Data rows =>

########

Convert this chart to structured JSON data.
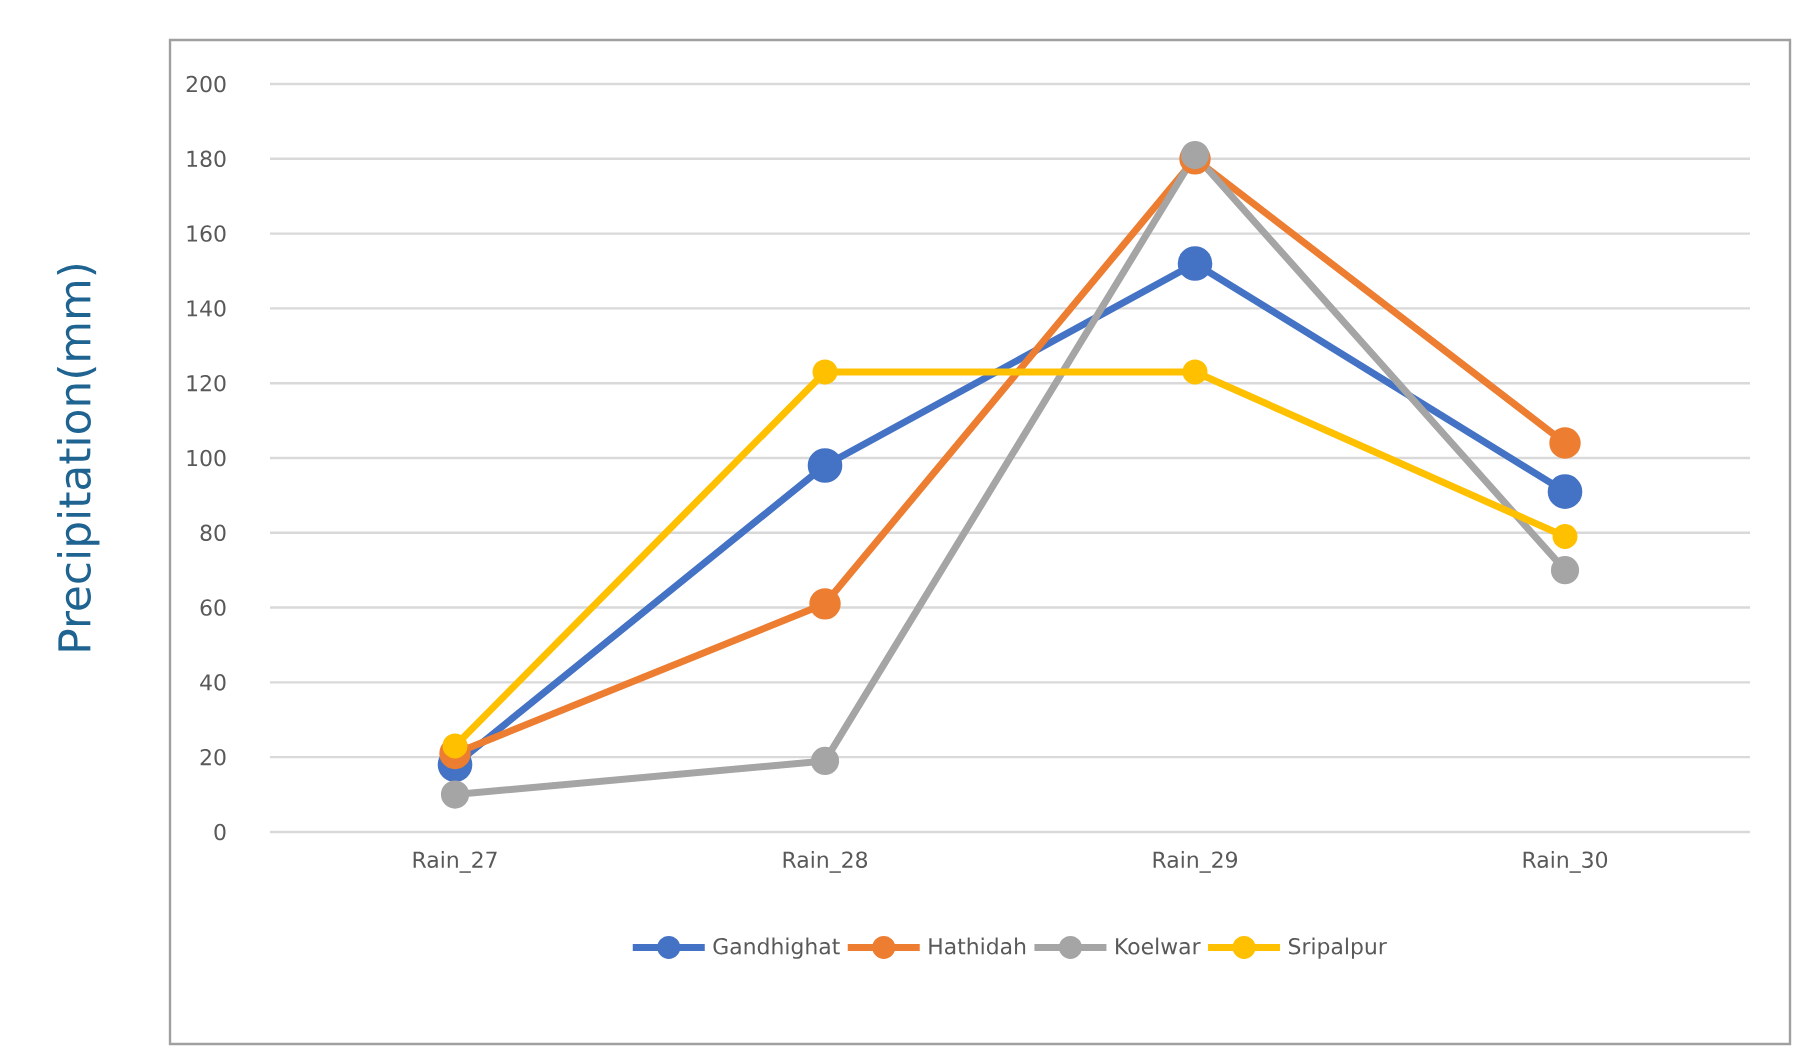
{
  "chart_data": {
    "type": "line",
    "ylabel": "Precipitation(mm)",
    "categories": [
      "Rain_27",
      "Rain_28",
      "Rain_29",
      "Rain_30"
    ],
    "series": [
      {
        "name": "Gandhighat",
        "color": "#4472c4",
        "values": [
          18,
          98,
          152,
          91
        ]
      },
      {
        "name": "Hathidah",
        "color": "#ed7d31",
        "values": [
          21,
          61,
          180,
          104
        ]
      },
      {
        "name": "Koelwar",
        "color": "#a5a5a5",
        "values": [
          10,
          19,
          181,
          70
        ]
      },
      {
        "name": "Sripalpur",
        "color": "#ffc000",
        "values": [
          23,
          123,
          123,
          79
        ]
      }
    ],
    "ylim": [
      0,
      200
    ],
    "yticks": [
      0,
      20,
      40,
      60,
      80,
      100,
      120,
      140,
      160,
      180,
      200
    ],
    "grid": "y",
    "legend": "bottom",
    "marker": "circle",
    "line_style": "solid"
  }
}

########

Problem to work on =>
Transcribe the entries above verbatim, omitting their pictures.

Task output =>
Convert this chart to structured JSON data.
{
  "chart_data": {
    "type": "line",
    "ylabel": "Precipitation(mm)",
    "categories": [
      "Rain_27",
      "Rain_28",
      "Rain_29",
      "Rain_30"
    ],
    "series": [
      {
        "name": "Gandhighat",
        "color": "#4472c4",
        "values": [
          18,
          98,
          152,
          91
        ]
      },
      {
        "name": "Hathidah",
        "color": "#ed7d31",
        "values": [
          21,
          61,
          180,
          104
        ]
      },
      {
        "name": "Koelwar",
        "color": "#a5a5a5",
        "values": [
          10,
          19,
          181,
          70
        ]
      },
      {
        "name": "Sripalpur",
        "color": "#ffc000",
        "values": [
          23,
          123,
          123,
          79
        ]
      }
    ],
    "ylim": [
      0,
      200
    ],
    "yticks": [
      0,
      20,
      40,
      60,
      80,
      100,
      120,
      140,
      160,
      180,
      200
    ],
    "grid": "y",
    "legend": "bottom",
    "marker": "circle",
    "line_style": "solid"
  }
}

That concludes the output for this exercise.